Records
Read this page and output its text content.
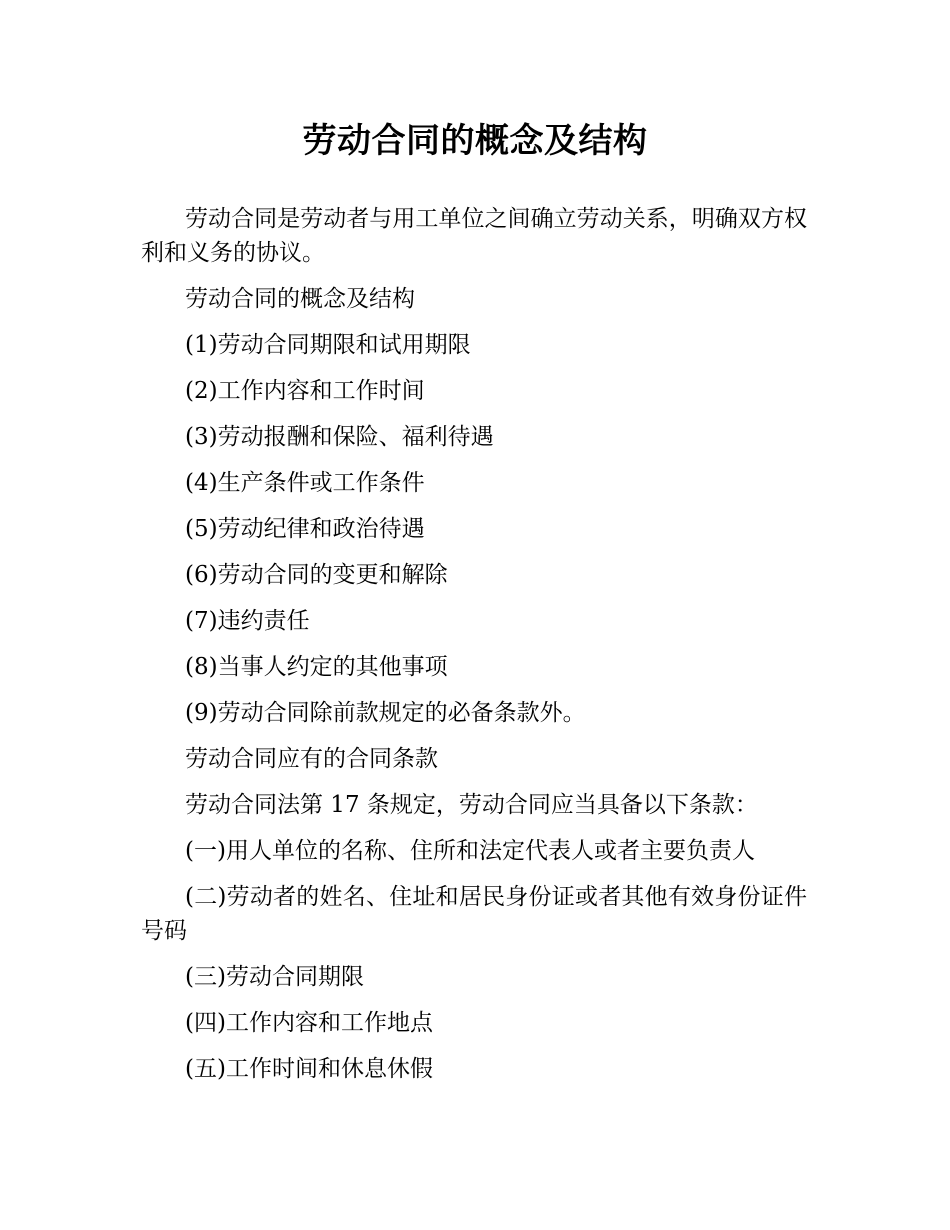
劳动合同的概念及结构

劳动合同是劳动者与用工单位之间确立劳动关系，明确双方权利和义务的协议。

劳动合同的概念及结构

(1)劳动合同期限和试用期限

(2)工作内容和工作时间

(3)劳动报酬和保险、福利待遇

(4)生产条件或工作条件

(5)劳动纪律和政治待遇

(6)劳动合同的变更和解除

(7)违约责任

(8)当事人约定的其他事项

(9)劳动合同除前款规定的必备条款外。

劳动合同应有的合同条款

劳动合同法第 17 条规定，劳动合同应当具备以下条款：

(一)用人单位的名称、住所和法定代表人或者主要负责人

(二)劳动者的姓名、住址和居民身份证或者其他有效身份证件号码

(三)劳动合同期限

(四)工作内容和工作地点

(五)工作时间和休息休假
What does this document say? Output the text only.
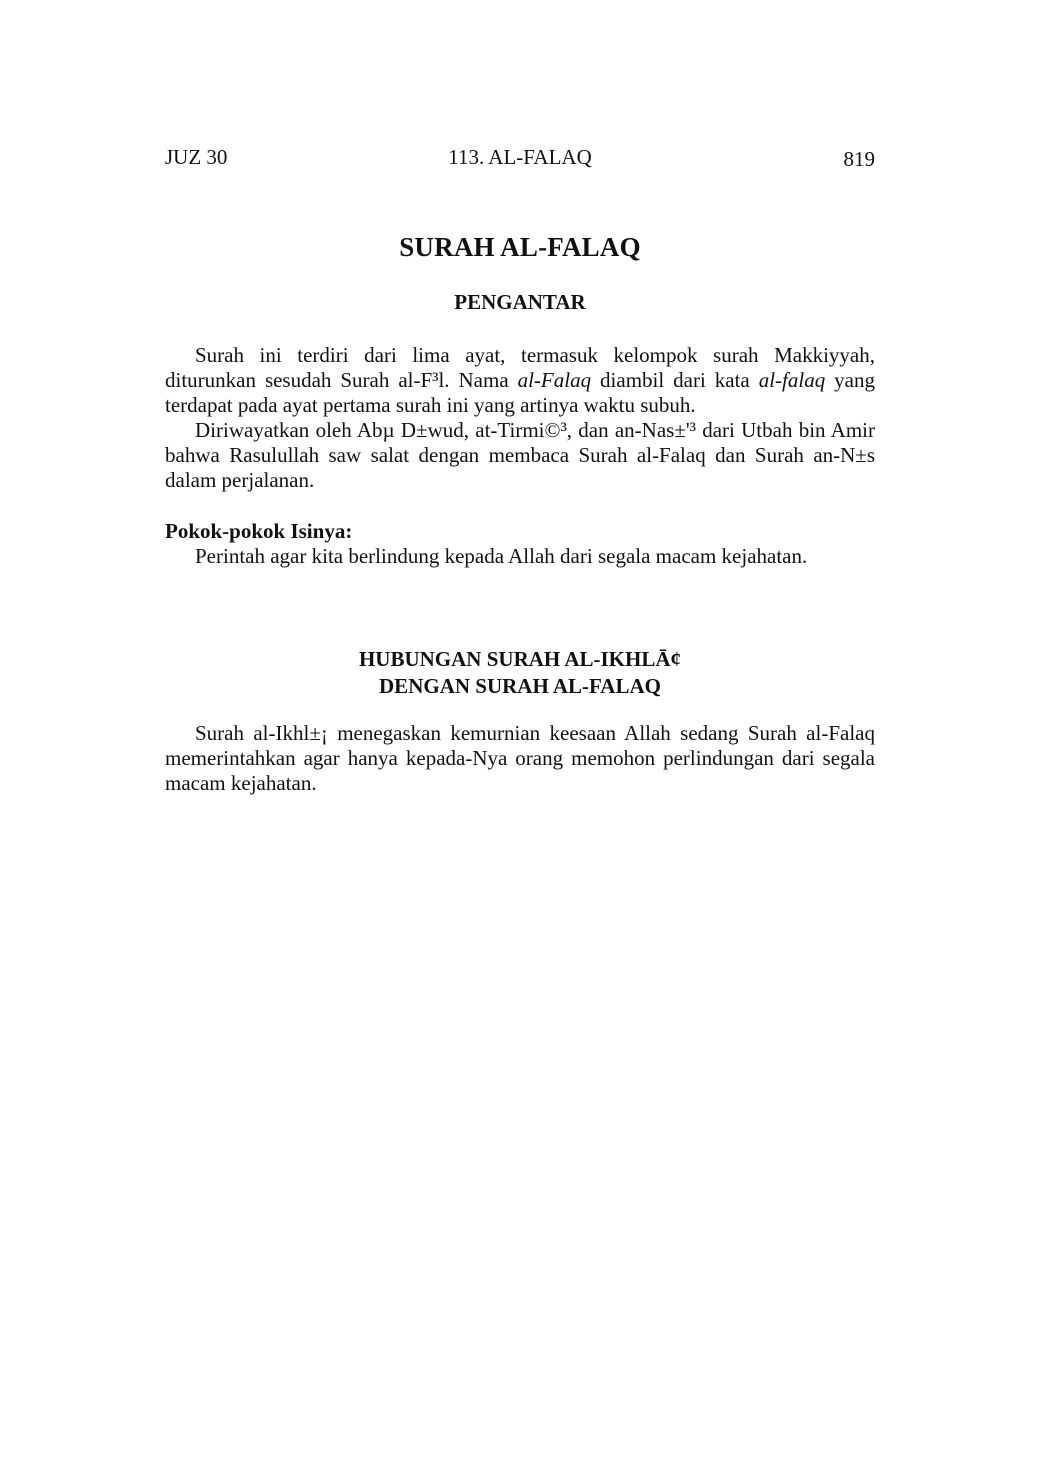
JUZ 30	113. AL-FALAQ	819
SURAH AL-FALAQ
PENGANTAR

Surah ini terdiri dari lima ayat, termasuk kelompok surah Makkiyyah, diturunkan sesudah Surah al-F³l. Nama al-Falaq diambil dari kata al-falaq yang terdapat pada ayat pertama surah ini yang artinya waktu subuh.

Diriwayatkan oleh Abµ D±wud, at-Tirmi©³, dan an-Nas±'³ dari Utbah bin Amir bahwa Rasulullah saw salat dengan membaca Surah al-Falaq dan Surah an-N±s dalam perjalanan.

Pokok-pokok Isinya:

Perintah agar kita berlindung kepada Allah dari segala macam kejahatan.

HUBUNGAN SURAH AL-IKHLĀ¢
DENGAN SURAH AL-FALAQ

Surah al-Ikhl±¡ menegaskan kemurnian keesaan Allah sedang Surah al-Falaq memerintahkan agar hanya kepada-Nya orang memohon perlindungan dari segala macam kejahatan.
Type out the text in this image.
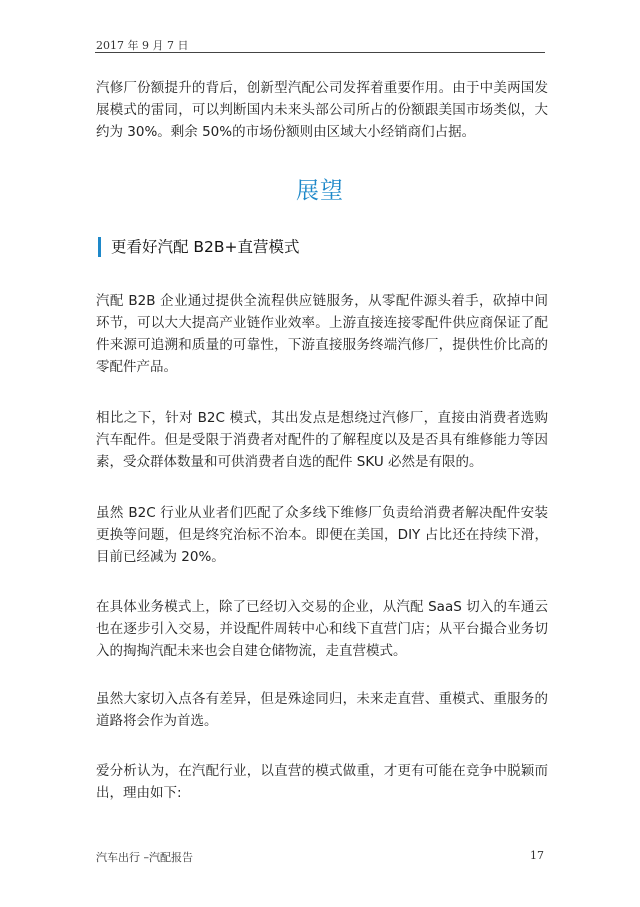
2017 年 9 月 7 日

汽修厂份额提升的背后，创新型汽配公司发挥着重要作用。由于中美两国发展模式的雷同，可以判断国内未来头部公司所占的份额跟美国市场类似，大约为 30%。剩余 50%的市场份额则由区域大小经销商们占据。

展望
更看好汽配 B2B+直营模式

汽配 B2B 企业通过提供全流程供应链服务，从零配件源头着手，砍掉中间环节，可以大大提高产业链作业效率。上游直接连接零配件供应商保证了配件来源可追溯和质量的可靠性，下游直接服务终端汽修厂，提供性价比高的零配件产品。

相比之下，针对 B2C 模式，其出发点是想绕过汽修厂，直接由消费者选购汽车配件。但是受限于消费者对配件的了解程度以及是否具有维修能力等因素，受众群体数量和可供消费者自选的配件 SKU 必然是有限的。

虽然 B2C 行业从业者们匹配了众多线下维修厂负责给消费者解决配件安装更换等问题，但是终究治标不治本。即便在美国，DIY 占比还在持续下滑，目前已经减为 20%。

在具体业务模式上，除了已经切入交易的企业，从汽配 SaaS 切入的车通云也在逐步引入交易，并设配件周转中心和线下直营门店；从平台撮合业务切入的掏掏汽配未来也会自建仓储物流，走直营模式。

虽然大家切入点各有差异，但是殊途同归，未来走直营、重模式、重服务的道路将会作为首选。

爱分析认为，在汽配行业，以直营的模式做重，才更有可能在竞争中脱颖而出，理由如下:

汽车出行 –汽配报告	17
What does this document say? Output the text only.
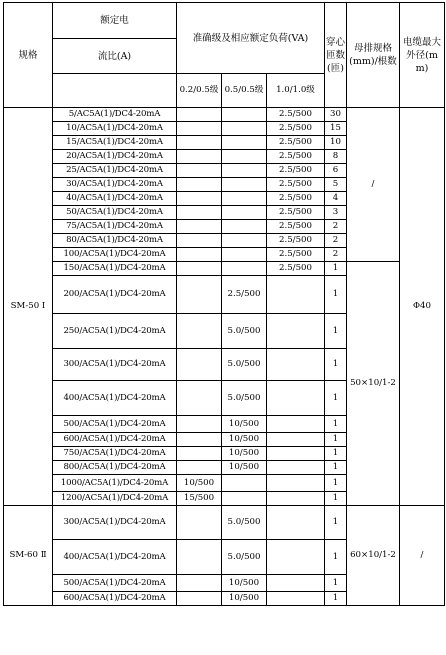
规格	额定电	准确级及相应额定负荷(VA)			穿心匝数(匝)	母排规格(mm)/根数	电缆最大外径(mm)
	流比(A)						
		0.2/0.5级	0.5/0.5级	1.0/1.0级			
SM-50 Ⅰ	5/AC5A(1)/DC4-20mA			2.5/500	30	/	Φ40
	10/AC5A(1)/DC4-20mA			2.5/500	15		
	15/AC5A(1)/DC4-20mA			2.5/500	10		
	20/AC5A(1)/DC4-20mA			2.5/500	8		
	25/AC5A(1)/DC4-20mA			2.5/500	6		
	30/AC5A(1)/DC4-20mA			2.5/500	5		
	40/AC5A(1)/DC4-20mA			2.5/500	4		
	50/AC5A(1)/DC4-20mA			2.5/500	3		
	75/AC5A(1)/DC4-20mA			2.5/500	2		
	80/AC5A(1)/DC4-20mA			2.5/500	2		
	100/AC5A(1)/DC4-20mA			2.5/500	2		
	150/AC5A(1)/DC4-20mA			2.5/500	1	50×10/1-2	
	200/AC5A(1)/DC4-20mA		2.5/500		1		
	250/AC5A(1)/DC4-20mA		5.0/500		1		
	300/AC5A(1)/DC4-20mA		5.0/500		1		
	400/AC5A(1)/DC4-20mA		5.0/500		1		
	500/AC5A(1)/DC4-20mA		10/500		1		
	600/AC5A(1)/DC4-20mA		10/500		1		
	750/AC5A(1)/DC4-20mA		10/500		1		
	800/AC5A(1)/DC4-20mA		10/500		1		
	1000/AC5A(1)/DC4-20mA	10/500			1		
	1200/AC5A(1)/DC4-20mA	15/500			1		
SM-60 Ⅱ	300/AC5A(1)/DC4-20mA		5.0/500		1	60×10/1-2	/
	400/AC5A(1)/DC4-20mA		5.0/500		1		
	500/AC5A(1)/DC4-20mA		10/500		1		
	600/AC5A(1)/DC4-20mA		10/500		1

Job => Lines containing the word "dari" must all be returned from the material above.

Exercise output =>
Surah ini terdiri dari lima ayat, termasuk kelompok surah Makkiyyah, diturunkan sesudah Surah al-F³l. Nama al-Falaq diambil dari kata al-falaq yang terdapat pada ayat pertama surah ini yang artinya waktu subuh.
Diriwayatkan oleh Abµ D±wud, at-Tirmi©³, dan an-Nas±'³ dari Utbah bin Amir bahwa Rasulullah saw salat dengan membaca Surah al-Falaq dan Surah an-N±s dalam perjalanan.
Perintah agar kita berlindung kepada Allah dari segala macam kejahatan.
Surah al-Ikhl±¡ menegaskan kemurnian keesaan Allah sedang Surah al-Falaq memerintahkan agar hanya kepada-Nya orang memohon perlindungan dari segala macam kejahatan.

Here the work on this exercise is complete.